_Exercise objective_
Exclude the pictures; give every entry again exactly as written.

_Dataset entries_
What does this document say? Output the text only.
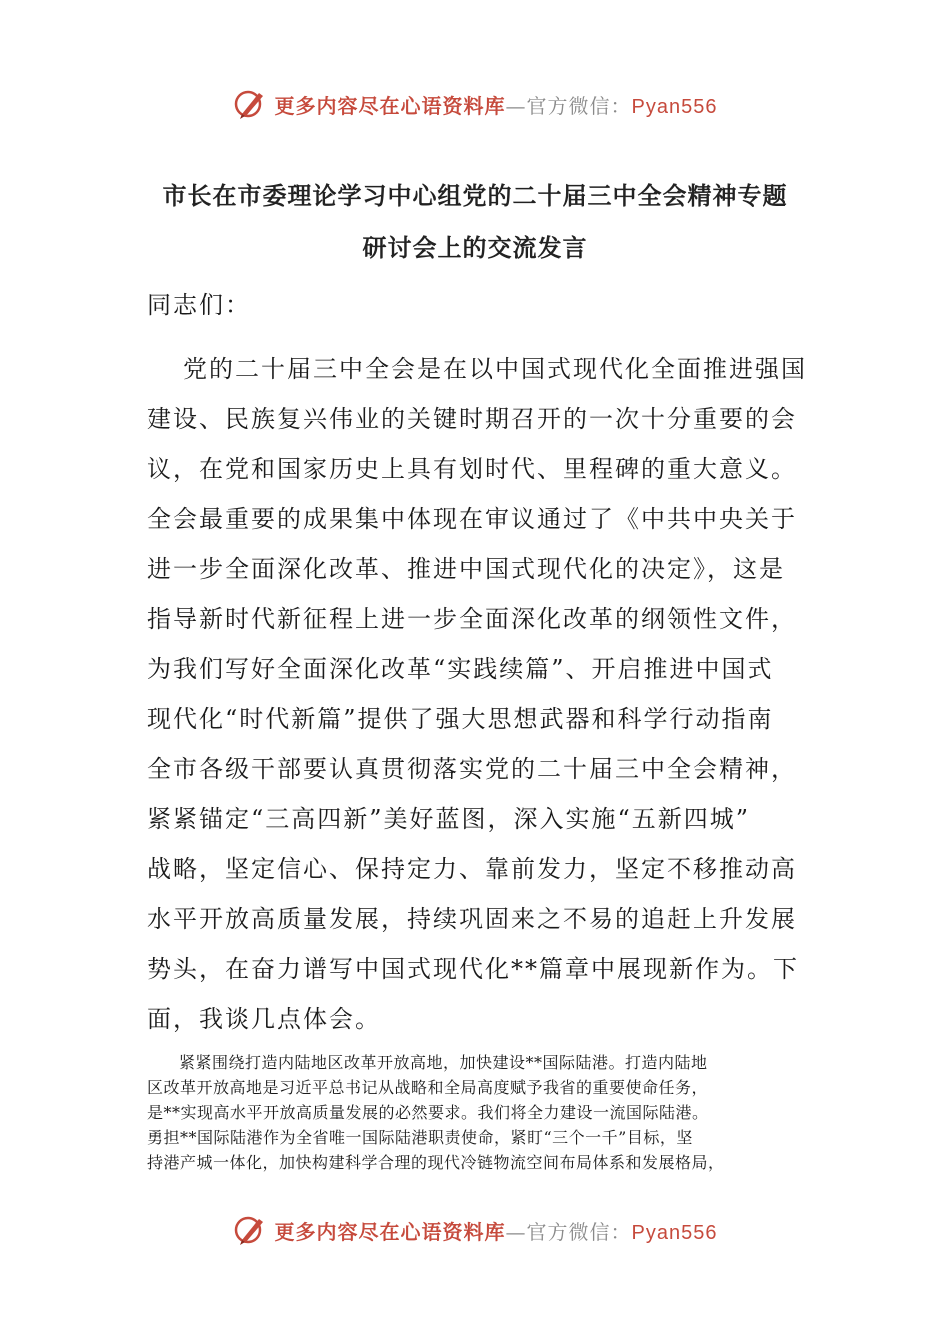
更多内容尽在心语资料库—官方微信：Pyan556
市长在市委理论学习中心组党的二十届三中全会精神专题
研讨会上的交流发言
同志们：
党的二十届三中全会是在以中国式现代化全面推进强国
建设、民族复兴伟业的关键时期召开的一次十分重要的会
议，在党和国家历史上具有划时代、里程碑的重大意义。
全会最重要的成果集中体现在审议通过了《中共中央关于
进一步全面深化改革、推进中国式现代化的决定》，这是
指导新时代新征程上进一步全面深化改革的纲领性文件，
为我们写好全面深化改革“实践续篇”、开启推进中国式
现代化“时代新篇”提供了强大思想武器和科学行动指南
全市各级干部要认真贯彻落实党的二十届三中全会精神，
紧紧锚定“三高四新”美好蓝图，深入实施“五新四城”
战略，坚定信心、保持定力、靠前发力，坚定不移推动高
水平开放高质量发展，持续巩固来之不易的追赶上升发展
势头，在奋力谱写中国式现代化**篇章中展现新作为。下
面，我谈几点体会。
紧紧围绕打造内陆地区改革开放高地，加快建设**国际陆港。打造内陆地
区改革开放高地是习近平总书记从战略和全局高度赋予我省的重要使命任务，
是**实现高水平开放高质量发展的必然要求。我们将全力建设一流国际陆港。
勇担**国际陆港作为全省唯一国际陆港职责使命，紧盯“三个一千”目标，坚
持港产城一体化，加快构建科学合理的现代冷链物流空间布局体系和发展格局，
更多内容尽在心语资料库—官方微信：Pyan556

_Final answer_
What does this document say? Output the text only.
更多内容尽在心语资料库—官方微信：Pyan556
市长在市委理论学习中心组党的二十届三中全会精神专题
研讨会上的交流发言
同志们：
党的二十届三中全会是在以中国式现代化全面推进强国
建设、民族复兴伟业的关键时期召开的一次十分重要的会
议，在党和国家历史上具有划时代、里程碑的重大意义。
全会最重要的成果集中体现在审议通过了《中共中央关于
进一步全面深化改革、推进中国式现代化的决定》，这是
指导新时代新征程上进一步全面深化改革的纲领性文件，
为我们写好全面深化改革“实践续篇”、开启推进中国式
现代化“时代新篇”提供了强大思想武器和科学行动指南
全市各级干部要认真贯彻落实党的二十届三中全会精神，
紧紧锚定“三高四新”美好蓝图，深入实施“五新四城”
战略，坚定信心、保持定力、靠前发力，坚定不移推动高
水平开放高质量发展，持续巩固来之不易的追赶上升发展
势头，在奋力谱写中国式现代化**篇章中展现新作为。下
面，我谈几点体会。
紧紧围绕打造内陆地区改革开放高地，加快建设**国际陆港。打造内陆地
区改革开放高地是习近平总书记从战略和全局高度赋予我省的重要使命任务，
是**实现高水平开放高质量发展的必然要求。我们将全力建设一流国际陆港。
勇担**国际陆港作为全省唯一国际陆港职责使命，紧盯“三个一千”目标，坚
持港产城一体化，加快构建科学合理的现代冷链物流空间布局体系和发展格局，
更多内容尽在心语资料库—官方微信：Pyan556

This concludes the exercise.